Garmany sued its insurer over pandemic-related losses. (Photo by John T. Ward. Click to enlarge.)
By JOHN T. WARD
Upscale Red Bank clothing retailer Garmany lost a federal lawsuit Thursday in which it sought insurance reimbursements for pandemic-related losses.
Those losses, it argued, were caused by Governor Phil Murphy’s shutdown of the state’s economy a year ago, and not the COVID-19 virus itself.
As first reported by the legal website Law360, the Broad Street store sued Harleysville Insurance Company when the insurer rejected a claim filed last April over business interruption.
The policy included a “virus or bacteria” exclusion. But Garmany, through its attorneys, argued that its losses were caused not by the pandemic, but by Murphy’s emergency shutdown of non-essential businesses, and thus should have been covered, according to the report.

_Task item 1_
Summarize the article on the Garmany lawsuit in two sentences.
_Task item 2_
Supply the next portion of the article on the Garmany lawsuit, beginning after its final sentence.
The rows after this point are separate material, unrelated to the article on the Garmany lawsuit.

_Data extracts_
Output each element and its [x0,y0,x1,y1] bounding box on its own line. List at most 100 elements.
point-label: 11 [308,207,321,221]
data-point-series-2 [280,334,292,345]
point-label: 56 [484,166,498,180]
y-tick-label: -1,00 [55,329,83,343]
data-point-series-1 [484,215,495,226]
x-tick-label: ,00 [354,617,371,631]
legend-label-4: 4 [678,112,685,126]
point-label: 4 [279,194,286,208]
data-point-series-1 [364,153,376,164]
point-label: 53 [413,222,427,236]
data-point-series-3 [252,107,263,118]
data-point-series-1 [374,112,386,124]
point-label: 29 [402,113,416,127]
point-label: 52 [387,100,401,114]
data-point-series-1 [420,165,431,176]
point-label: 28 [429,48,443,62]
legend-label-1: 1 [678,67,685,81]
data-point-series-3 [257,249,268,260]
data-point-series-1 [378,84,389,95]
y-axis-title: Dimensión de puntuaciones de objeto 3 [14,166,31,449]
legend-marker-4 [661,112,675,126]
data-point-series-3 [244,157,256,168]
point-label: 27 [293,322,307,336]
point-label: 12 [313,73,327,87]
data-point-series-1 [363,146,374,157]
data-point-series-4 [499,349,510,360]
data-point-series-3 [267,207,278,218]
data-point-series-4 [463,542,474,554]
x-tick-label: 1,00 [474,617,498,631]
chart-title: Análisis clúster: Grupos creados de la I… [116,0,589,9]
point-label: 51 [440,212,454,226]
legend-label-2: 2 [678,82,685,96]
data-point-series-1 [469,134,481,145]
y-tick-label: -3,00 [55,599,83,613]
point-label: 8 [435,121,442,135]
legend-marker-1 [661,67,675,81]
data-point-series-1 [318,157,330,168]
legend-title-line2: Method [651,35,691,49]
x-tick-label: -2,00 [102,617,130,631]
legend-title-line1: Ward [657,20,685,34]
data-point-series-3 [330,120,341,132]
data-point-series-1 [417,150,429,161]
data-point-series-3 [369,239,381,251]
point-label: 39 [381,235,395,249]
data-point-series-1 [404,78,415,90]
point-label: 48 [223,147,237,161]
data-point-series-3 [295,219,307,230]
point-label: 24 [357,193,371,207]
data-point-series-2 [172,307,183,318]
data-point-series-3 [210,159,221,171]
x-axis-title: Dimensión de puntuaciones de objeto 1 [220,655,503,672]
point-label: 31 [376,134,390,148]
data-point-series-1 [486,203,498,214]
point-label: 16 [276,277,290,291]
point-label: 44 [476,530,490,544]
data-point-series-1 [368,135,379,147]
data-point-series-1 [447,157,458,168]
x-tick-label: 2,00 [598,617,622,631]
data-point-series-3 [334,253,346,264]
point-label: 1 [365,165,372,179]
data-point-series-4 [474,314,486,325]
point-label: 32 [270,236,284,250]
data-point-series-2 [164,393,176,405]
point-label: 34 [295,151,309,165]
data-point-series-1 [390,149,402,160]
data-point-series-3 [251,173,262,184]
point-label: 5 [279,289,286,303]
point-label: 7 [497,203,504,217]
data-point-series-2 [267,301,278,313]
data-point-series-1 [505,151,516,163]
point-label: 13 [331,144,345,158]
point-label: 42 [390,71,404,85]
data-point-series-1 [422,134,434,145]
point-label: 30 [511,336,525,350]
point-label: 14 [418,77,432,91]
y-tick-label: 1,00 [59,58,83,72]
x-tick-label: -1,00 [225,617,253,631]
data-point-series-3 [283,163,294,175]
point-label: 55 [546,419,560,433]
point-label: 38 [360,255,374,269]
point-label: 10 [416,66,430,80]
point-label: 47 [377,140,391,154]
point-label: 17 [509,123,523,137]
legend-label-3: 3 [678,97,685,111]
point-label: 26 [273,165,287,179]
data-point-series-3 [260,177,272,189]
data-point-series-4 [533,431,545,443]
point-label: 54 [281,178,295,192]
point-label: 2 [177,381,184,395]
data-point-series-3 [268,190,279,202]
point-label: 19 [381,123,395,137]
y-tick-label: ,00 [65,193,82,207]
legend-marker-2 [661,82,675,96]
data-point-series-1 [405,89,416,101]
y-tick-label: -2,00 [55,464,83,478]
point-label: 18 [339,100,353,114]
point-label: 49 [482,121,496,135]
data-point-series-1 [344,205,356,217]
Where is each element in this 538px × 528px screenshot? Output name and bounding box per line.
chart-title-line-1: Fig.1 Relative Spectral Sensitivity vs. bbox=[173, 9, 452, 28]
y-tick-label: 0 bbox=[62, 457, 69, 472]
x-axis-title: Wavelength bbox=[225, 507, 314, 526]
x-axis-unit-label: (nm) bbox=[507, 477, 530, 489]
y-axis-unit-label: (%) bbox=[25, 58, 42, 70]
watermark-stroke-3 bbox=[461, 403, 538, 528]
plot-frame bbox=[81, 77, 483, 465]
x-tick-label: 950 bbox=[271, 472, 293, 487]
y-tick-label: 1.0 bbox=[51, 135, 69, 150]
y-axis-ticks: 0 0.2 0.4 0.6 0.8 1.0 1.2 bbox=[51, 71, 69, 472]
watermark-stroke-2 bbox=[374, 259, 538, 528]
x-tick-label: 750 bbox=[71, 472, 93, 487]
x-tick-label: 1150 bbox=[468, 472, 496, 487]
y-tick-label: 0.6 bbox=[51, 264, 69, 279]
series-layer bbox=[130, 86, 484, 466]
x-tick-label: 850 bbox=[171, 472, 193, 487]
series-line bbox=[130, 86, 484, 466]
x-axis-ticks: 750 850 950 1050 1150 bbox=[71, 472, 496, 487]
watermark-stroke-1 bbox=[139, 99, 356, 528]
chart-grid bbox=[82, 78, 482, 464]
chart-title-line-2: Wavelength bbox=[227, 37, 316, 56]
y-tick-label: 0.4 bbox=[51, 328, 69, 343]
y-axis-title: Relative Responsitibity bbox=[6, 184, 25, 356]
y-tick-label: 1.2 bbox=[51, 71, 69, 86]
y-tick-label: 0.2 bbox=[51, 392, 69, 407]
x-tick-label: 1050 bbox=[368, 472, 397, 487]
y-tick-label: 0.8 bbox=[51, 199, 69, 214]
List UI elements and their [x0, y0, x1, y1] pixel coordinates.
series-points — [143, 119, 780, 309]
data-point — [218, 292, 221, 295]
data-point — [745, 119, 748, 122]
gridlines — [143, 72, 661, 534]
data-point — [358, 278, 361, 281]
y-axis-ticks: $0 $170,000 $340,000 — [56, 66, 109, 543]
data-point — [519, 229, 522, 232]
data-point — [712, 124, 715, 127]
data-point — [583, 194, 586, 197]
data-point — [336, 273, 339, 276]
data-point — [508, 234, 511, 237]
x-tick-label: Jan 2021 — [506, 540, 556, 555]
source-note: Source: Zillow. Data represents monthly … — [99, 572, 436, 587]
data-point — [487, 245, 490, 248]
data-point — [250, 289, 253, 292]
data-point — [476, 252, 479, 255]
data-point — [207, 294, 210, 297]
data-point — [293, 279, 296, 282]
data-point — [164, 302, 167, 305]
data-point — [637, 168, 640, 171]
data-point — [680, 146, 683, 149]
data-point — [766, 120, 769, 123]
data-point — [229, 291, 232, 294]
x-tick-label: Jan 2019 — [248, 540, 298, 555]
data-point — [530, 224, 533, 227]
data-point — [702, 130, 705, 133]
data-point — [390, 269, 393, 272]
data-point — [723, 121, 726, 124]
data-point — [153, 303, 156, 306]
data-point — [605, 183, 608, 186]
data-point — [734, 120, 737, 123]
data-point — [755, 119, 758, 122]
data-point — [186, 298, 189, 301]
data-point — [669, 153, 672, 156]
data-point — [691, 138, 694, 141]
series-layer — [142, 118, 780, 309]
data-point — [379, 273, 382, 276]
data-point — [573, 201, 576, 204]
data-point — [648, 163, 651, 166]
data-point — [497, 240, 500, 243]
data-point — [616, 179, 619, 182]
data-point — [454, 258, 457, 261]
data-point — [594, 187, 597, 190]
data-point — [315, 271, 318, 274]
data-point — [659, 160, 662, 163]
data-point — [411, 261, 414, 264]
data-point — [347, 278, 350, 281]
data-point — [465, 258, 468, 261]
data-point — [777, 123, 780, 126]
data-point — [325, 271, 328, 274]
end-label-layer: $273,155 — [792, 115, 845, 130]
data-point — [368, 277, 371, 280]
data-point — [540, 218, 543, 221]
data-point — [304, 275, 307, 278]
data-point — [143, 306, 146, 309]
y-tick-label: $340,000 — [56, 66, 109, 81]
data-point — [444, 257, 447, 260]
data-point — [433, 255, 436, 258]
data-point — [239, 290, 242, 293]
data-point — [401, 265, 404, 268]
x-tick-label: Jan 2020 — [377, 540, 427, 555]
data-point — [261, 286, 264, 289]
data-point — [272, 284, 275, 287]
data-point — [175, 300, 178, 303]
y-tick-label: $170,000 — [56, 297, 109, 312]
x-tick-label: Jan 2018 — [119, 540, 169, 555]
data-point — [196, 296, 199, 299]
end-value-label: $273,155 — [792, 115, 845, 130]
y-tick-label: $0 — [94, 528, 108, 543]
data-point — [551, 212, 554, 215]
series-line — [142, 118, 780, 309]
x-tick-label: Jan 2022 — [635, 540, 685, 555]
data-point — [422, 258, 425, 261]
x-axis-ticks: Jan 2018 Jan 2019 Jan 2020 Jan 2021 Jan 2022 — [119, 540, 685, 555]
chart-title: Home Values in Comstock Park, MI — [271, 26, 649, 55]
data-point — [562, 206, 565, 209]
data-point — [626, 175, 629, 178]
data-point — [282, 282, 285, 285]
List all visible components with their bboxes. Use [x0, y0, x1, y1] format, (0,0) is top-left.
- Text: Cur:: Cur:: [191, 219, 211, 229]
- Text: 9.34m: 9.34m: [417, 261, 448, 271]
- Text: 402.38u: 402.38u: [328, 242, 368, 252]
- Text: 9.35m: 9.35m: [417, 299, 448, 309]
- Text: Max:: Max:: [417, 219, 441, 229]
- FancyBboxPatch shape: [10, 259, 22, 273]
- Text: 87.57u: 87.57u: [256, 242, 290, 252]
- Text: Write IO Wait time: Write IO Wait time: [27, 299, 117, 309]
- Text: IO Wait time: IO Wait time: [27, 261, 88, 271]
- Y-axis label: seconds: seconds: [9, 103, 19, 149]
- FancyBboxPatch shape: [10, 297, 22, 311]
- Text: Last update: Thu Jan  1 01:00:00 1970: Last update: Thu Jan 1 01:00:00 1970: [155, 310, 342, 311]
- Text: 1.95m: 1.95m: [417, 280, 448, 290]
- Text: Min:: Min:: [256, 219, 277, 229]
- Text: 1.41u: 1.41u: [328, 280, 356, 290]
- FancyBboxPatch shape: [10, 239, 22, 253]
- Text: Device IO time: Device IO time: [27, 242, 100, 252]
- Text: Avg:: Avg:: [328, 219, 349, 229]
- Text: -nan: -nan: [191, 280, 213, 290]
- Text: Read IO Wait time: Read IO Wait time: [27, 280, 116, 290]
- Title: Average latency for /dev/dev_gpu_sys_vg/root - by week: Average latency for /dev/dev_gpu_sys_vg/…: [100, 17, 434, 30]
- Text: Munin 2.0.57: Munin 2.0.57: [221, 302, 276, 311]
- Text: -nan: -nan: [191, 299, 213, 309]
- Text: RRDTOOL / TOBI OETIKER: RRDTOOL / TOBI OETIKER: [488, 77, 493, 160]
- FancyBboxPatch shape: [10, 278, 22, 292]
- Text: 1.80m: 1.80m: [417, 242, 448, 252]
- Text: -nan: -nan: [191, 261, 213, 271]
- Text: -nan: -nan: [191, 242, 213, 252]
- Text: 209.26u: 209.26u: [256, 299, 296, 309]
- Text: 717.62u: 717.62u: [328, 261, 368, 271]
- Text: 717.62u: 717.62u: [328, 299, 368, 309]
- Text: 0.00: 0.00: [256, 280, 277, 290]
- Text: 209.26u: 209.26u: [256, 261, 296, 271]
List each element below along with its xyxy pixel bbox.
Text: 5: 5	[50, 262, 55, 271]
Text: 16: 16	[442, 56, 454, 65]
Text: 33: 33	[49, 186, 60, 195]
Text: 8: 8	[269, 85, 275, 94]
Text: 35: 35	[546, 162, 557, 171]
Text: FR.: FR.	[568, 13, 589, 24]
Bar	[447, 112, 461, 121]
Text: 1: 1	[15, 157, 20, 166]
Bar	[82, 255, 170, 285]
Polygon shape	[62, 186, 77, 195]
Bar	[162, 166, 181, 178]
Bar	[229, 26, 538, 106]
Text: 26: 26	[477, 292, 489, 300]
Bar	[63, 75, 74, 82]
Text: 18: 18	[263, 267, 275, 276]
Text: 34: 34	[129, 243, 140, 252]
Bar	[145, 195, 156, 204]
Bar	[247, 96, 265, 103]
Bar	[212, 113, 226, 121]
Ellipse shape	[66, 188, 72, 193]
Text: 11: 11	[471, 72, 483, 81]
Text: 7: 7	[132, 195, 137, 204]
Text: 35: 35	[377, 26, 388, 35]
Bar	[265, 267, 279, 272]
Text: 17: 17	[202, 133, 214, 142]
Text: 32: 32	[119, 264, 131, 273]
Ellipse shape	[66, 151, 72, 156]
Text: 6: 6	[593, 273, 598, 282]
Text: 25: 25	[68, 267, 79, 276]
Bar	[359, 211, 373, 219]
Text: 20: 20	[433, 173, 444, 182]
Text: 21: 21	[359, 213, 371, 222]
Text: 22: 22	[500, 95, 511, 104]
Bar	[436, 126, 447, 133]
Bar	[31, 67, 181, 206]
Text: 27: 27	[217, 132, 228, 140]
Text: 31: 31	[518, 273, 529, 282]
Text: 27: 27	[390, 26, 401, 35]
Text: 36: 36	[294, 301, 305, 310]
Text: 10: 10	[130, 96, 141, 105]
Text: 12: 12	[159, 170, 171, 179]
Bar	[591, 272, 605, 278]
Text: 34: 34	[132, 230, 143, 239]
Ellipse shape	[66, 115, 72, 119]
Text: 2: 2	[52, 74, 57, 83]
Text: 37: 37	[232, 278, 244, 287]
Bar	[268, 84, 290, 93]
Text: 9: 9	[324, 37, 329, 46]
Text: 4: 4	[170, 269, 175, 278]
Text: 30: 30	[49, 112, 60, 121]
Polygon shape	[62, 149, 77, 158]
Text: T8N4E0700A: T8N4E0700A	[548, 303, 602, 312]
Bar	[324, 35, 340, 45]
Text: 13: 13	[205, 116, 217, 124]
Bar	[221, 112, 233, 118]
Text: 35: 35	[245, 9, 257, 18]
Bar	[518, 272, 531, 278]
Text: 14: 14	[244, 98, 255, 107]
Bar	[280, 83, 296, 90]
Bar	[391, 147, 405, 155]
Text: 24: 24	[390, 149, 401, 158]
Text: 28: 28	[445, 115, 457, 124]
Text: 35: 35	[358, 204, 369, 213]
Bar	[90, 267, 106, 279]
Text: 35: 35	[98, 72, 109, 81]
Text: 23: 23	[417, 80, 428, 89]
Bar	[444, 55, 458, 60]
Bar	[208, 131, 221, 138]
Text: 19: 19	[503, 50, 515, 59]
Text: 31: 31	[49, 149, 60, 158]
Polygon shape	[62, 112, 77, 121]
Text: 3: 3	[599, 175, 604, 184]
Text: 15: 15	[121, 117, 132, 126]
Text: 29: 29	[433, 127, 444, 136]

_Response 1_
Red Bank clothing retailer Garmany lost a federal lawsuit against Harleysville Insurance Company, which had rejected its business-interruption claim for pandemic-related losses. Although the policy contained a "virus or bacteria" exclusion, Garmany argued that its losses were caused by Governor Phil Murphy's shutdown of non-essential businesses rather than by COVID-19 itself.

_Response 2_
But in an opinion issued Thursday, district court Judge Freda Wolfson granted Harleysville’s motion to dismiss the lawsuit. She found that Garmany “fails to acknowledge that the policy provides that loss caused ‘directly or indirectly’ by a virus is excluded.”
Moreover, the business “cannot show that the executive orders, and not the COVID-19 virus, were the proximate cause of its losses,” she wrote.
Garmany principal Johnell Garmany did not immediately respond to a redbankgreen question about an appeal.